Figure dataset records
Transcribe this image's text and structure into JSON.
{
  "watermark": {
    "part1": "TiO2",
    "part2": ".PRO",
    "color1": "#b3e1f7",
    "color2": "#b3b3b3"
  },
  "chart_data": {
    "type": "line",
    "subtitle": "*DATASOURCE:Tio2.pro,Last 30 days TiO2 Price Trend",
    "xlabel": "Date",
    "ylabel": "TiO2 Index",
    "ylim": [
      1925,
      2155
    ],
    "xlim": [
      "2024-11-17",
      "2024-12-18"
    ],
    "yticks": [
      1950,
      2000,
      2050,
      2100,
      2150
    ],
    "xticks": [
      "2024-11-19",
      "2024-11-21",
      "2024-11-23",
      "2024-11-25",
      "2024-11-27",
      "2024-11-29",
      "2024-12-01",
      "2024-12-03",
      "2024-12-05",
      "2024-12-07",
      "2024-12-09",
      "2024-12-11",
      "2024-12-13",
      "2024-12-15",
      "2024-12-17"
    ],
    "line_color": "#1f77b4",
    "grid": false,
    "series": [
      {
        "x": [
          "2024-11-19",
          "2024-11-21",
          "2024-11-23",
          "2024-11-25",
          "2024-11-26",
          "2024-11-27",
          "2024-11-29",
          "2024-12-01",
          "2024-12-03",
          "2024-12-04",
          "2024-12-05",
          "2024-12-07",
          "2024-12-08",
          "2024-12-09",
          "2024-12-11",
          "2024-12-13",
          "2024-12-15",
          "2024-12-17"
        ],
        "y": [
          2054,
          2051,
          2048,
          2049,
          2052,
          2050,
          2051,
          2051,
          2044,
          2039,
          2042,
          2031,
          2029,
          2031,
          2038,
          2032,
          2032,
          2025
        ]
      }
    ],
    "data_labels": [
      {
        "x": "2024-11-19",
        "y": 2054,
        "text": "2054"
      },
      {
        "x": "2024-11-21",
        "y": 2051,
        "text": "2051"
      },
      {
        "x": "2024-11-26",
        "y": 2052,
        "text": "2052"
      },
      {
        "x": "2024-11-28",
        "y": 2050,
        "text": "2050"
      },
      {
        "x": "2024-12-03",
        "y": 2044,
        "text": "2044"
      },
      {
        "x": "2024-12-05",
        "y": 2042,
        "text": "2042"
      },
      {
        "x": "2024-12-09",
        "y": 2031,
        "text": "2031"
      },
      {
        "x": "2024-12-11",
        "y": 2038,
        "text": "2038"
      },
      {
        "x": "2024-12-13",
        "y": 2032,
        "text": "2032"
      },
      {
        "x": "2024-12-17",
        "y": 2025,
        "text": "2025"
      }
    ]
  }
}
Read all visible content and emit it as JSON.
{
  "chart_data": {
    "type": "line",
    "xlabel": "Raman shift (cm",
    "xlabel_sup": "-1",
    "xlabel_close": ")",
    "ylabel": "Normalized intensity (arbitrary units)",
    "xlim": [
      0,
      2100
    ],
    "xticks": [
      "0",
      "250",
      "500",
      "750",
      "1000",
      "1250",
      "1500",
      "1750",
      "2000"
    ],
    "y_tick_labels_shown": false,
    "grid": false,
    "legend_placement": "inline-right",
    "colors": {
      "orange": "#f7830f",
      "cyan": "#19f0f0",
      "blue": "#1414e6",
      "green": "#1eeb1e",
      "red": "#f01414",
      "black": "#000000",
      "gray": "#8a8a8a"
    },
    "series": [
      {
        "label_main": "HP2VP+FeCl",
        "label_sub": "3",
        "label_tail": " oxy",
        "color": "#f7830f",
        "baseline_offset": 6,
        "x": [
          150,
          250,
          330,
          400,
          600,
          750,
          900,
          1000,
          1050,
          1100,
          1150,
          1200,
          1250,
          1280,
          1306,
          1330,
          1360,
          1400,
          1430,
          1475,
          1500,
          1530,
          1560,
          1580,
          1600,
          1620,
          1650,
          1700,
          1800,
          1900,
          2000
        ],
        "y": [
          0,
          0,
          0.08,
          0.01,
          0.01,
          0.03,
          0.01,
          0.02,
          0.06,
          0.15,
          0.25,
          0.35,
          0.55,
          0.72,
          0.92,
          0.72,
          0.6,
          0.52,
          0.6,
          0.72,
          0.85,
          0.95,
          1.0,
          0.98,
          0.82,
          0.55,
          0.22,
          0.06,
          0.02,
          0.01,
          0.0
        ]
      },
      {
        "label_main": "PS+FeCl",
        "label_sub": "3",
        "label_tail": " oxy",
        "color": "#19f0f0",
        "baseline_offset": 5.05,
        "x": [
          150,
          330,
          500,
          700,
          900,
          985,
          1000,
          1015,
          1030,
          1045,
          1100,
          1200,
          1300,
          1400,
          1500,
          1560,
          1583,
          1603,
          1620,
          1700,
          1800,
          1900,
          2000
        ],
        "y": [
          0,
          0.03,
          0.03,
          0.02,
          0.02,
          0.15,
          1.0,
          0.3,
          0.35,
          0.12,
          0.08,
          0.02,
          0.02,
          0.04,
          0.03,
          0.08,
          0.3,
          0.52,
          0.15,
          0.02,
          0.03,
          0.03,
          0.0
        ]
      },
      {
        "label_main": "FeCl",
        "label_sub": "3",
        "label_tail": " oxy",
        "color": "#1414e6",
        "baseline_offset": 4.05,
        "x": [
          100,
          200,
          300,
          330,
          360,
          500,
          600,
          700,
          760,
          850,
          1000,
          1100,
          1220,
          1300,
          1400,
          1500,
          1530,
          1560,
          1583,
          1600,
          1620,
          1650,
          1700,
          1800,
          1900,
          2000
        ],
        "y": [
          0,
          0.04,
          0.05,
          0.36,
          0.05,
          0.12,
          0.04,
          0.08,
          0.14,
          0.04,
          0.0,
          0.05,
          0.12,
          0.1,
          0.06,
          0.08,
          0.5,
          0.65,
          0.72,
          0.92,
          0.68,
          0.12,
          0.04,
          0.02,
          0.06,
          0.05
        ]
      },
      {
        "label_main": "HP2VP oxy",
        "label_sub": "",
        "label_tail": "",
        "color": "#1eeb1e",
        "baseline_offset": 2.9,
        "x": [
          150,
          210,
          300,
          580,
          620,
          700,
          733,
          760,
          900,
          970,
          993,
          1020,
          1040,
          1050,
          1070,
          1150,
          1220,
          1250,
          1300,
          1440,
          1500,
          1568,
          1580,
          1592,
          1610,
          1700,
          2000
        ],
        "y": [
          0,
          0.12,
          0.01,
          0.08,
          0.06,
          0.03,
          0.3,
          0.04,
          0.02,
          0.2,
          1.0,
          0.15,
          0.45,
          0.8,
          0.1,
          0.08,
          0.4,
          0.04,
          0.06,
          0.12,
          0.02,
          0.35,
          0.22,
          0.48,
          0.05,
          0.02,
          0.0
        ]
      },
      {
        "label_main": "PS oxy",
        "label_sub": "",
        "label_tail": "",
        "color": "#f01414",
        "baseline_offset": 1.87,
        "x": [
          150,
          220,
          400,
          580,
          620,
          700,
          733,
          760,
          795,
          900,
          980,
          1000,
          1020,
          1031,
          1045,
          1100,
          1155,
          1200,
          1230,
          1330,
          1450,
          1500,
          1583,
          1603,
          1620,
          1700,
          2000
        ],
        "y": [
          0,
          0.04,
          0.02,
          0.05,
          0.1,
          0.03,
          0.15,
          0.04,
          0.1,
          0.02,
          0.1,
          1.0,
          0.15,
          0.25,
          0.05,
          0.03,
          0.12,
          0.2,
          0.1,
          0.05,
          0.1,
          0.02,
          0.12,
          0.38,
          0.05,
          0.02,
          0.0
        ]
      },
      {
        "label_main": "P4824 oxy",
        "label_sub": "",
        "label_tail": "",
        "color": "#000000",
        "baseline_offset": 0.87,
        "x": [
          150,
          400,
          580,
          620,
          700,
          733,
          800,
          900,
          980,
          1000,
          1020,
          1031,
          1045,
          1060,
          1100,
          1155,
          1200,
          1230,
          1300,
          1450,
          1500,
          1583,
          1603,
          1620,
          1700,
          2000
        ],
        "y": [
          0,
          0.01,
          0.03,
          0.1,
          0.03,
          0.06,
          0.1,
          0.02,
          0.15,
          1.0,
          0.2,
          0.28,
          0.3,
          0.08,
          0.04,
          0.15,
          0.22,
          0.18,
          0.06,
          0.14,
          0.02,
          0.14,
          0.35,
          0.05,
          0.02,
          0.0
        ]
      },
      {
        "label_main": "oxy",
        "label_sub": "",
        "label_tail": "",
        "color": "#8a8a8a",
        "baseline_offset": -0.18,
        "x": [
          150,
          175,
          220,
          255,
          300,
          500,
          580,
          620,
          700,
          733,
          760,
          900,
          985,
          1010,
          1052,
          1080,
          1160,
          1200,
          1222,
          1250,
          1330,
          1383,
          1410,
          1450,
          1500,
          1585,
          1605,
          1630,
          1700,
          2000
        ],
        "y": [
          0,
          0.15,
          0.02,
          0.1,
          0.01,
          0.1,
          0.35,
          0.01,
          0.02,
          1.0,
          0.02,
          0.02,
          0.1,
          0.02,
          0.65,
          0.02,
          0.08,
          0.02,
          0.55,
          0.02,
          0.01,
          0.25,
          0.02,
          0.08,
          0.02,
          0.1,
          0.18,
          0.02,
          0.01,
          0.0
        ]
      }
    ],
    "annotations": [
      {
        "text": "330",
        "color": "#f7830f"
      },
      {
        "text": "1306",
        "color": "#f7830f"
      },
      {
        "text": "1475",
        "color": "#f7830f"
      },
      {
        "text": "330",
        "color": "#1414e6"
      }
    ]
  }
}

— To do —
Copy each line from the records above that includes the string "ylabel".

— Result of the task —
    "ylabel": "TiO2 Index",
    "ylabel": "Normalized intensity (arbitrary units)",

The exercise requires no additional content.